--- Start Entries supplied ---
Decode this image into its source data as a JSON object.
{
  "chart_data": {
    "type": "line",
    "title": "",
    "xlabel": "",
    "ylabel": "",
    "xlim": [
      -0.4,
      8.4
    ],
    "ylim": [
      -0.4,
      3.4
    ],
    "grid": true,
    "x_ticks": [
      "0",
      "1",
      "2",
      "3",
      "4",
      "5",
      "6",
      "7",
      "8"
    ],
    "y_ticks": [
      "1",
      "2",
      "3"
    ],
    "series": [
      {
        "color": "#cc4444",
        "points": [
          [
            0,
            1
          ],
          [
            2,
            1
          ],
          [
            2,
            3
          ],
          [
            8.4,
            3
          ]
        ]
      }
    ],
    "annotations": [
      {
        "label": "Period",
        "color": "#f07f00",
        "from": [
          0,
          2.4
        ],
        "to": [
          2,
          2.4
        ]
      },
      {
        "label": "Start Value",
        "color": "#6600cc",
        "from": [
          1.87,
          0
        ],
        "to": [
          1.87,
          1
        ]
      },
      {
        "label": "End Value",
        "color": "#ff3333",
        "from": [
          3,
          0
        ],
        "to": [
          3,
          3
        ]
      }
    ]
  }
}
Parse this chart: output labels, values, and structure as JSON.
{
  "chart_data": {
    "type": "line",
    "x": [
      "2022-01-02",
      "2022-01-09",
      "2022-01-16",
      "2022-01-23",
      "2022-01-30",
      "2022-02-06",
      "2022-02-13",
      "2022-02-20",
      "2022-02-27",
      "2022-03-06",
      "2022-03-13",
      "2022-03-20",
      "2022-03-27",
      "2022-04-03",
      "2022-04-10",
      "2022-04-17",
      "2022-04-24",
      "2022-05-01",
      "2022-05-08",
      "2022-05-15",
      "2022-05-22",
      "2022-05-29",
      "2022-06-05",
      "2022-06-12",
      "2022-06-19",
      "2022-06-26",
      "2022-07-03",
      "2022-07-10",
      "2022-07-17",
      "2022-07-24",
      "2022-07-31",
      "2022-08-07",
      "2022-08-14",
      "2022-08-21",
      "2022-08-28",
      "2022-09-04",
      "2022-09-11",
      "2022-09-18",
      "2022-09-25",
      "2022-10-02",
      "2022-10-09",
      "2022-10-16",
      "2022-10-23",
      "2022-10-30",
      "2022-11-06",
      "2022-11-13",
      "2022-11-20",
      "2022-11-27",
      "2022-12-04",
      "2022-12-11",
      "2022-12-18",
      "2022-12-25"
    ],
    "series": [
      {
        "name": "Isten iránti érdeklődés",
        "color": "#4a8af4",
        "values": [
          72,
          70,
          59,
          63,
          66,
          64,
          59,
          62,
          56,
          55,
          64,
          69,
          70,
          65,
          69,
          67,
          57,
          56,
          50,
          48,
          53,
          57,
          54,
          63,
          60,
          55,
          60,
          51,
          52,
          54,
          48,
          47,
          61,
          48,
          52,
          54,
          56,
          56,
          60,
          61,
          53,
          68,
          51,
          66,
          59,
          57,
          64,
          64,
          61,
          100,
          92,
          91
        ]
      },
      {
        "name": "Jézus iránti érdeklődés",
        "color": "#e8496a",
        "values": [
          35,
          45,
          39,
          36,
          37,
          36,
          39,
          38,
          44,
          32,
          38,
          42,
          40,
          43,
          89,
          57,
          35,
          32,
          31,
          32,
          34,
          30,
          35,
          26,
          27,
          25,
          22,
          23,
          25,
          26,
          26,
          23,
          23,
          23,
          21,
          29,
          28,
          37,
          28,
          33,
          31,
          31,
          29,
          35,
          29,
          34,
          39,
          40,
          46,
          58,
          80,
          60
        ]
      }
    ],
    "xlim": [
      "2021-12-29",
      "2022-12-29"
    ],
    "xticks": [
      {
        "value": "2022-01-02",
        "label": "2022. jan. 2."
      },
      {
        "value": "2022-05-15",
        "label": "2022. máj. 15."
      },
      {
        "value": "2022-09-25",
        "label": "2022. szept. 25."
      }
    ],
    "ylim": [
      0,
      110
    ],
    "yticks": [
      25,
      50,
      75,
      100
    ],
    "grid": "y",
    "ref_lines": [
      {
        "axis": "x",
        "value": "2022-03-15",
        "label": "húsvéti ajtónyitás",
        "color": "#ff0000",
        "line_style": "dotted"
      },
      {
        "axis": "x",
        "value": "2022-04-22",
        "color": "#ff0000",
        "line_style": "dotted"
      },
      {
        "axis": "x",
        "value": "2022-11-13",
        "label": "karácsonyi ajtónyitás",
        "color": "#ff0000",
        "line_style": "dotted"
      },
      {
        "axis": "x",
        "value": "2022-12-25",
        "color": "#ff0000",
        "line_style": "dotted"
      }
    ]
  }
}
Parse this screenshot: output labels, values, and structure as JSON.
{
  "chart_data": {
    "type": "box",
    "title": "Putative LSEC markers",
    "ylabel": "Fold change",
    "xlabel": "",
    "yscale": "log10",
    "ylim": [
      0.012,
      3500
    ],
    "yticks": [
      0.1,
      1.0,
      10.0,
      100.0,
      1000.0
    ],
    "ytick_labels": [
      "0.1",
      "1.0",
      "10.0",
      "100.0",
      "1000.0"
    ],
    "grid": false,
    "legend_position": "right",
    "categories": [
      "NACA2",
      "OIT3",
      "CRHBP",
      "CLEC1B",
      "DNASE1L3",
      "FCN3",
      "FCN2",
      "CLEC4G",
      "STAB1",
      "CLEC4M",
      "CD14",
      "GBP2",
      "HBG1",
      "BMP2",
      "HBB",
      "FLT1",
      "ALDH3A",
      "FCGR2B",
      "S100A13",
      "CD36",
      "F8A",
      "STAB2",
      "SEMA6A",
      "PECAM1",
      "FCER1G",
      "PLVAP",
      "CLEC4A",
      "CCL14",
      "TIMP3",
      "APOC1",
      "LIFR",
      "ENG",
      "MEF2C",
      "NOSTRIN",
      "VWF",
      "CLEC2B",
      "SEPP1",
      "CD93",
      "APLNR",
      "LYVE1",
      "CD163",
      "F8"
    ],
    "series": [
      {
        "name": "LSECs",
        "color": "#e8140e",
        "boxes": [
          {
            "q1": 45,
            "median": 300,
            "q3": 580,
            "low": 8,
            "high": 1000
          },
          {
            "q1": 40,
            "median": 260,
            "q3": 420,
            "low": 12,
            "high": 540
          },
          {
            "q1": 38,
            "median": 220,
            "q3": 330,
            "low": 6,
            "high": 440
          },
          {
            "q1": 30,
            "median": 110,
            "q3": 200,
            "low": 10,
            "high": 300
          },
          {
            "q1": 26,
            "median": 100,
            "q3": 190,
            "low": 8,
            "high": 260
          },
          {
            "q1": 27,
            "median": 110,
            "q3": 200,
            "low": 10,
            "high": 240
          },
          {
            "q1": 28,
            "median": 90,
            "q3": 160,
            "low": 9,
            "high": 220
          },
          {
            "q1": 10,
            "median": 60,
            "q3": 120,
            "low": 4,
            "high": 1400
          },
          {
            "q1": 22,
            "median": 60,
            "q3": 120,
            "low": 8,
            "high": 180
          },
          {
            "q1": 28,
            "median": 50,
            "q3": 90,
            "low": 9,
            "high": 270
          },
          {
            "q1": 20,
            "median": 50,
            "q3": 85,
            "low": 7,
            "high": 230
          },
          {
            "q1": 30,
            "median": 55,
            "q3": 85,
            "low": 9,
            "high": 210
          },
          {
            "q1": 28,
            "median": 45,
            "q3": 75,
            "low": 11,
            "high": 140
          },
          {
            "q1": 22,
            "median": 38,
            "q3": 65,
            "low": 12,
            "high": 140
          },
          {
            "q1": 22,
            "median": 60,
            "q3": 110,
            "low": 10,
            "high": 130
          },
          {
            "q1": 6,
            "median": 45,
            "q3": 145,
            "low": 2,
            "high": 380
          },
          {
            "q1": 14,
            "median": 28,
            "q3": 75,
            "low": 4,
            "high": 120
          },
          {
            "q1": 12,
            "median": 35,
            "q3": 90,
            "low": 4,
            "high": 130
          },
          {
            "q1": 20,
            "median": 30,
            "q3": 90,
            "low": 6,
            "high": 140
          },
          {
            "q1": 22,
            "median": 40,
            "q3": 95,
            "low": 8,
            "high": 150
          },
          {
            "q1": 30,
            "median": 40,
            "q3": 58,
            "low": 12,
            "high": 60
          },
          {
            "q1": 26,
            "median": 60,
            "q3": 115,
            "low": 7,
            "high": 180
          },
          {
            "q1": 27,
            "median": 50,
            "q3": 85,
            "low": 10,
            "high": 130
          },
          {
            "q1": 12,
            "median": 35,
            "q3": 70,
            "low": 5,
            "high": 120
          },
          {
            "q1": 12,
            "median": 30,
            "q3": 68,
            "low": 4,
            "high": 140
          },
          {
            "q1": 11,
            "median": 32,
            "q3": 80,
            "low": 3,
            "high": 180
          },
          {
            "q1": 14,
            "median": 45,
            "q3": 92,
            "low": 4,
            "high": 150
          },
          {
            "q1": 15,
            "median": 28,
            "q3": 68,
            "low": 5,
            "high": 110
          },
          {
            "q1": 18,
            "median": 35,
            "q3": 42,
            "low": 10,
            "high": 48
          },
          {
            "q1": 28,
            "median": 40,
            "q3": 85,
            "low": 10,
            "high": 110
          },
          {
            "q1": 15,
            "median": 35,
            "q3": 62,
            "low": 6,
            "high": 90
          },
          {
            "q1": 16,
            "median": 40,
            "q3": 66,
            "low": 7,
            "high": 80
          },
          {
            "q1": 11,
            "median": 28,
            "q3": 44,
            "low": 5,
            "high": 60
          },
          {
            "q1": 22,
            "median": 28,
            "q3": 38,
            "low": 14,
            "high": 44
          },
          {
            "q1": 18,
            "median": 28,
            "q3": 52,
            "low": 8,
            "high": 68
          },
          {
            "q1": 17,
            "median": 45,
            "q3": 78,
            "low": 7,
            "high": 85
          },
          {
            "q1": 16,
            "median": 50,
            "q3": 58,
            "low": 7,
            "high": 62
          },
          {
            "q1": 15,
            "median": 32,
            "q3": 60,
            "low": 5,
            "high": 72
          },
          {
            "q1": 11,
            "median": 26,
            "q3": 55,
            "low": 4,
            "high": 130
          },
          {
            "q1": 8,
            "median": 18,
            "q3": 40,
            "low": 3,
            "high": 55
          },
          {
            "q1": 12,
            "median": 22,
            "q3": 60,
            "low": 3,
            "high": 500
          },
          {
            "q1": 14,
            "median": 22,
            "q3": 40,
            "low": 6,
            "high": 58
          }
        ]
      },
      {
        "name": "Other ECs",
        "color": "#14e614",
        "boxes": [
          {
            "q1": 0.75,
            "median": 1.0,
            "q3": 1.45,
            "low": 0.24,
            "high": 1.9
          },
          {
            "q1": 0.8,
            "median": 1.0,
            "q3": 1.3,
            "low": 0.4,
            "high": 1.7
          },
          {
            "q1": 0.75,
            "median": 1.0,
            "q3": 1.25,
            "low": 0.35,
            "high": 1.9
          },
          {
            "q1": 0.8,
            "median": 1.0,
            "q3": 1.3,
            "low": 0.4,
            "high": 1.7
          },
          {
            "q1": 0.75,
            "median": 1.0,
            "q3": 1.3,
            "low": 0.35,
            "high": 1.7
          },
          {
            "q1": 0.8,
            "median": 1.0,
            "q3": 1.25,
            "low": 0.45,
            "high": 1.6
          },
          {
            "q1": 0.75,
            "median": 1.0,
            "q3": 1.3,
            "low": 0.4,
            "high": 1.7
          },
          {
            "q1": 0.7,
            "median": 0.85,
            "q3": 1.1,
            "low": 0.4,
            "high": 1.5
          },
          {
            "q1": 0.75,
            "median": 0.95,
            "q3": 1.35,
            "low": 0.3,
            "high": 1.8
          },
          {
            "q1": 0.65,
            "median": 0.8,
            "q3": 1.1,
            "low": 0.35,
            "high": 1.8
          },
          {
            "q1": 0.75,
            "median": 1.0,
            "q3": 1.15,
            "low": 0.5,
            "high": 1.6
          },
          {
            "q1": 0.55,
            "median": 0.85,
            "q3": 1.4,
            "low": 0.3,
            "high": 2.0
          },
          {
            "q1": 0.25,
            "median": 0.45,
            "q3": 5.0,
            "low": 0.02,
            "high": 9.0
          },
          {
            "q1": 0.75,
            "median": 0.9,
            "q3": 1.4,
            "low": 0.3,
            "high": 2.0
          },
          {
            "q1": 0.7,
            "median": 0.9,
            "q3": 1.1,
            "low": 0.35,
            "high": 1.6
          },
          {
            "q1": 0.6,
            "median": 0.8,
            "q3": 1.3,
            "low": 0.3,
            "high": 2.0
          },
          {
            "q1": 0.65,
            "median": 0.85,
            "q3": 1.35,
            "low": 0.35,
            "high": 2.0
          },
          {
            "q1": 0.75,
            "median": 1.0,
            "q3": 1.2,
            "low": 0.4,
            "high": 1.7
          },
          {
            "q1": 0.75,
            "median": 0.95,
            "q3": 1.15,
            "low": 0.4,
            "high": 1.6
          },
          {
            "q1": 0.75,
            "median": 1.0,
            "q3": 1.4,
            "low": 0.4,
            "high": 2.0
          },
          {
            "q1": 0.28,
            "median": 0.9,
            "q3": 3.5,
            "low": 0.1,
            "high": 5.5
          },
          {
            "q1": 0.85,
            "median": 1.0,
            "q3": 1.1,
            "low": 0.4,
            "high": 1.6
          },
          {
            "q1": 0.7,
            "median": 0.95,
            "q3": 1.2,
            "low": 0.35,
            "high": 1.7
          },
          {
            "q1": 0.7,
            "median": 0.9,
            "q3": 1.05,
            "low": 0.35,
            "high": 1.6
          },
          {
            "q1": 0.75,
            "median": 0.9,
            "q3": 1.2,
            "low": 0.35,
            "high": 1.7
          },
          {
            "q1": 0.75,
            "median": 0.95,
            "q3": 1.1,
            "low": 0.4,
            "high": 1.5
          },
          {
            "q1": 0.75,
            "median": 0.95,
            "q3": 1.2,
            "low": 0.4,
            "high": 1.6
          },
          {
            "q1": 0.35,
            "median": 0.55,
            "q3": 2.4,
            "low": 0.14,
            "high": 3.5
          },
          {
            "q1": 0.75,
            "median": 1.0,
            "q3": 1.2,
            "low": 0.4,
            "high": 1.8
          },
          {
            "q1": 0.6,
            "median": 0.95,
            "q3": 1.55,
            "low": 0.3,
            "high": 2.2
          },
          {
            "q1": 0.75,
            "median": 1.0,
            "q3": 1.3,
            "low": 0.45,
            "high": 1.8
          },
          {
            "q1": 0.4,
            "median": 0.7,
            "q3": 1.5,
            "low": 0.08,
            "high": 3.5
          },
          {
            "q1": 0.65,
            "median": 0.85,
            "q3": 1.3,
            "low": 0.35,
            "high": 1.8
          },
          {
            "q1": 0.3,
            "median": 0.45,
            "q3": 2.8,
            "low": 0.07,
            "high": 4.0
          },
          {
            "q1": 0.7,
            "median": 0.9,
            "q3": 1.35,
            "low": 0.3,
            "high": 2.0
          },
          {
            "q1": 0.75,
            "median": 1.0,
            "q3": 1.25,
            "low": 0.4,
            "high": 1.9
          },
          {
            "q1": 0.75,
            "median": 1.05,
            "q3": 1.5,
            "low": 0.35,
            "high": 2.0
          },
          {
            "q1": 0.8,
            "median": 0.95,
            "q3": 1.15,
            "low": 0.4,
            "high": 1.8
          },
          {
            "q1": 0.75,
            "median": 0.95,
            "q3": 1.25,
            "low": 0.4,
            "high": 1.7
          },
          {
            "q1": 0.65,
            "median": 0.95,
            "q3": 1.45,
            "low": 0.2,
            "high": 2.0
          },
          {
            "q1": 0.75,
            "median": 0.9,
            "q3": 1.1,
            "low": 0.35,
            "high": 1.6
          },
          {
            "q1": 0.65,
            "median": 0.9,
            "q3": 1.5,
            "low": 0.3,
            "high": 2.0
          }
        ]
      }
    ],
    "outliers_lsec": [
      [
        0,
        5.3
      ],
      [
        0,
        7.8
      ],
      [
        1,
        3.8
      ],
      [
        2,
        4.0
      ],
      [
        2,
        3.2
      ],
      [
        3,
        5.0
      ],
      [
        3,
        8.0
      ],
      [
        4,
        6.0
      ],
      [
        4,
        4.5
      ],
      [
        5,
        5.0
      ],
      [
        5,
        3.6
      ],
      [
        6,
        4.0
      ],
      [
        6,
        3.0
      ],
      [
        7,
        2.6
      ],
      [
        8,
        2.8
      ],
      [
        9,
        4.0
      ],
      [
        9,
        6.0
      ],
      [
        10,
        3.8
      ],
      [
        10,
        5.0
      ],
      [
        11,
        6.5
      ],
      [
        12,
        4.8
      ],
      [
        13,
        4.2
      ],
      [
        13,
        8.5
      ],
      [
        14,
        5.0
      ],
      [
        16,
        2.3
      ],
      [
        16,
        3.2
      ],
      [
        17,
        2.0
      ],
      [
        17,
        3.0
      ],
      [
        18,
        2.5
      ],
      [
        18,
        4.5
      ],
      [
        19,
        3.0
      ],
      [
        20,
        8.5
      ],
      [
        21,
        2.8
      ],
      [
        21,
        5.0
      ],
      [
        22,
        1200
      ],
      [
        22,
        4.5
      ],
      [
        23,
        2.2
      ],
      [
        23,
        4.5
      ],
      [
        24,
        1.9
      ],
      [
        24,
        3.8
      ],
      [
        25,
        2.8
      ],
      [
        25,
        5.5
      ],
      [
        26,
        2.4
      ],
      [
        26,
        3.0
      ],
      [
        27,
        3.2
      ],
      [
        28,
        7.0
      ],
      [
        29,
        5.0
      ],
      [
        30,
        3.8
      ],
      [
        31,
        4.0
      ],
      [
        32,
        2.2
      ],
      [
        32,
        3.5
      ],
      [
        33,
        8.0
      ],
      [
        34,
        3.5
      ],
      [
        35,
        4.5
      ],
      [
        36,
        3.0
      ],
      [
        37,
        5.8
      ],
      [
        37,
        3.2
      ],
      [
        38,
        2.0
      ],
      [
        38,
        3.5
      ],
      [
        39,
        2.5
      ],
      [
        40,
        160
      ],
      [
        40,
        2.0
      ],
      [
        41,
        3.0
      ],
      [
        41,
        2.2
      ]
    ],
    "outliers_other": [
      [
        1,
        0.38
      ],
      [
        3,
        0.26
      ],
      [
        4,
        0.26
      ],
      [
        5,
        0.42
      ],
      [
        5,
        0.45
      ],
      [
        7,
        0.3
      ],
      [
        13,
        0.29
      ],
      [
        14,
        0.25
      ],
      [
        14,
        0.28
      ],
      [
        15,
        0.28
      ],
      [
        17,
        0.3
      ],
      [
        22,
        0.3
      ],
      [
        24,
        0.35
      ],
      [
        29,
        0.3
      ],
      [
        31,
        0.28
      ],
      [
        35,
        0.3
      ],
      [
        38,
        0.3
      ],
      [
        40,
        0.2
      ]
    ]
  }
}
--- End Entries supplied ---
- [Instructions to follow] Look through the data and show every line containing "Parse".

- [Task answer]
Parse this chart: output labels, values, and structure as JSON.
Parse this screenshot: output labels, values, and structure as JSON.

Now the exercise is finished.